**Items:**

______

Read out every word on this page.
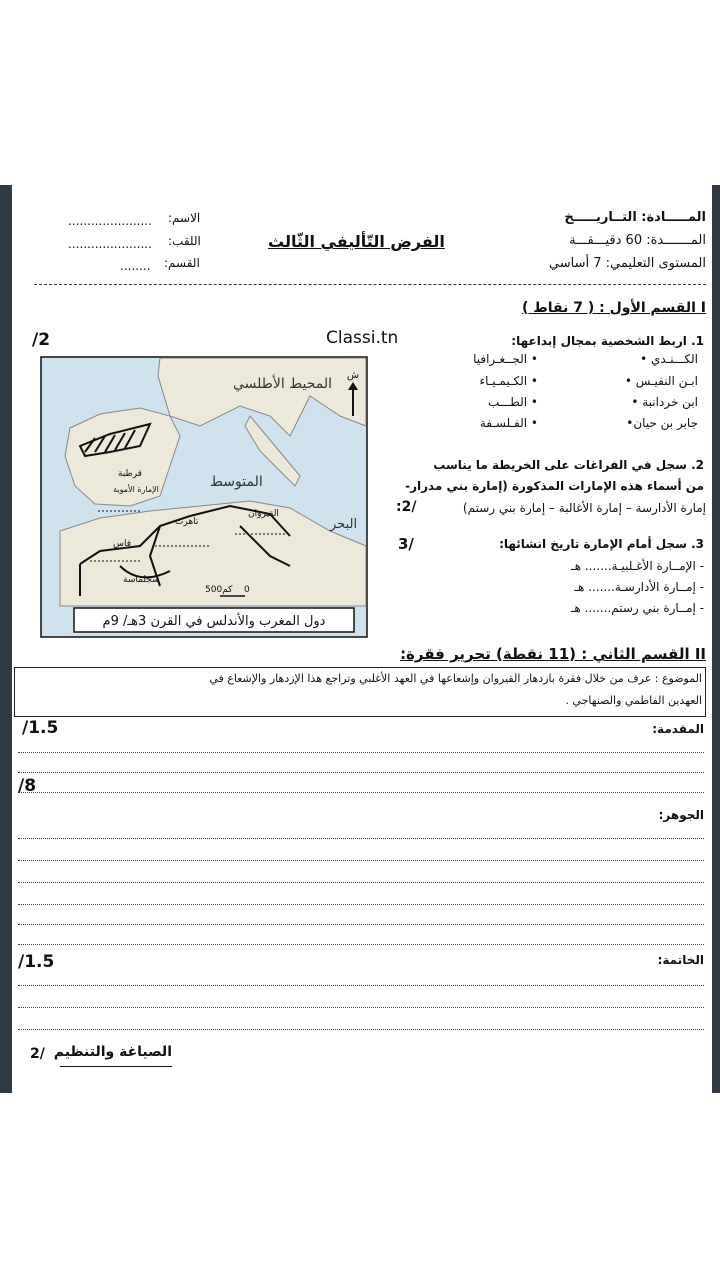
المـــــادة: التــاريـــــخ
المـــــــدة: 60 دقيـــقـــة
المستوى التعليمي: 7 أساسي
الفرض التّأليفي الثّالث
الاسم:
......................
اللقب:
......................
القسم:
........
I القسم الأول : ( 7 نقاط )
Classi.tn
/2	1. اربط الشخصية بمجال إبداعها:
الكـــنـدي •
ابـن النفيـس •
ابن خردانبة •
جابر بن حيان•
• الجــغـرافيا
• الكـيمـيـاء
• الطـــب
• الفـلسـفة
2. سجل في الفراغات على الخريطة ما يناسب
من أسماء هذه الإمارات المذكورة (إمارة بني مدرار-
إمارة الأدارسة – إمارة الأغالبة – إمارة بني رستم)
:2/
3. سجل أمام الإمارة تاريخ انشائها:
3/
- الإمــارة الأغـلبيـة....... هـ
- إمــارة الأدارسـة....... هـ
- إمــارة بني رستم....... هـ
المحيط الأطلسي
المتوسط
البحر
قرطبة
الإمارة الأموية
القيروان
تاهرت
فاس
سجلماسة
500كم 0
ش
دول المغرب والأندلس في القرن 3هـ/ 9م
II القسم الثاني : (11 نقطة) تحرير فقرة:
الموضوع : عرف من خلال فقرة بازدهار القيروان وإشعاعها في العهد الأغلبي وتراجع هذا الإزدهار والإشعاع في
العهدين الفاطمي والصنهاجي .
المقدمة:
/1.5
الجوهر:
/8
الخاتمة:
/1.5
الصياغة والتنظيم
2/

______

**Problem description:** Restate the full listing verbatim and drop every picture.

**Completed task:**
Read out every word on this page.
المـــــادة: التــاريـــــخ
المـــــــدة: 60 دقيـــقـــة
المستوى التعليمي: 7 أساسي
الفرض التّأليفي الثّالث
الاسم:
......................
اللقب:
......................
القسم:
........
I القسم الأول : ( 7 نقاط )
Classi.tn
/2	1. اربط الشخصية بمجال إبداعها:
الكـــنـدي •
ابـن النفيـس •
ابن خردانبة •
جابر بن حيان•
• الجــغـرافيا
• الكـيمـيـاء
• الطـــب
• الفـلسـفة
2. سجل في الفراغات على الخريطة ما يناسب
من أسماء هذه الإمارات المذكورة (إمارة بني مدرار-
إمارة الأدارسة – إمارة الأغالبة – إمارة بني رستم)
:2/
3. سجل أمام الإمارة تاريخ انشائها:
3/
- الإمــارة الأغـلبيـة....... هـ
- إمــارة الأدارسـة....... هـ
- إمــارة بني رستم....... هـ
المحيط الأطلسي
المتوسط
البحر
قرطبة
الإمارة الأموية
القيروان
تاهرت
فاس
سجلماسة
500كم 0
ش
دول المغرب والأندلس في القرن 3هـ/ 9م
II القسم الثاني : (11 نقطة) تحرير فقرة:
الموضوع : عرف من خلال فقرة بازدهار القيروان وإشعاعها في العهد الأغلبي وتراجع هذا الإزدهار والإشعاع في
العهدين الفاطمي والصنهاجي .
المقدمة:
/1.5
الجوهر:
/8
الخاتمة:
/1.5
الصياغة والتنظيم
2/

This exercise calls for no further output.